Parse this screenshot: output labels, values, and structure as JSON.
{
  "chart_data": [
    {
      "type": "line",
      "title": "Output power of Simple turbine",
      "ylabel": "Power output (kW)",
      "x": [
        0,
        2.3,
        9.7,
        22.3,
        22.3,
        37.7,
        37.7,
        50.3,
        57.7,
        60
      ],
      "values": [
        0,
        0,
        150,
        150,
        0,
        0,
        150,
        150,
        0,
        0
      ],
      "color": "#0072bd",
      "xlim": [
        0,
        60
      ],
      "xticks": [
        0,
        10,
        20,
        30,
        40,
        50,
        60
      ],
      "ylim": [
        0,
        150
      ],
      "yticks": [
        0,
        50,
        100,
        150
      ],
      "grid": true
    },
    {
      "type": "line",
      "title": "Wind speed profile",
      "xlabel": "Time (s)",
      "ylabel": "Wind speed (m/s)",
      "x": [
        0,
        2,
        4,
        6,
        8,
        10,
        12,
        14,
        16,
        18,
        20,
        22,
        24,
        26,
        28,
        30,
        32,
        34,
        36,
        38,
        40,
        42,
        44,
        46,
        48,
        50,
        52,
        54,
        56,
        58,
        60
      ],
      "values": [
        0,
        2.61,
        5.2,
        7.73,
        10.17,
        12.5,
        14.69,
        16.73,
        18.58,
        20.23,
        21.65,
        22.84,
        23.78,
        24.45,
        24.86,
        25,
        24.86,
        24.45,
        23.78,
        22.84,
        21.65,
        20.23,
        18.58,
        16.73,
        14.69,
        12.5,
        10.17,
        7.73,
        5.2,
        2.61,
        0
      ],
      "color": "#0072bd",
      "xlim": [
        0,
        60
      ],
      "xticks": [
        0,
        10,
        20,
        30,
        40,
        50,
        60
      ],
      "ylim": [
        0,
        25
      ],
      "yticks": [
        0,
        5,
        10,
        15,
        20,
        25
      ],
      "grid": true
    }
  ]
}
== == ==
THE PROBLEM:
Whichever lines contain the string "Wind", select and copy them.

OUTPUT OF THE EXERCISE:
      "title": "Wind speed profile",
      "ylabel": "Wind speed (m/s)",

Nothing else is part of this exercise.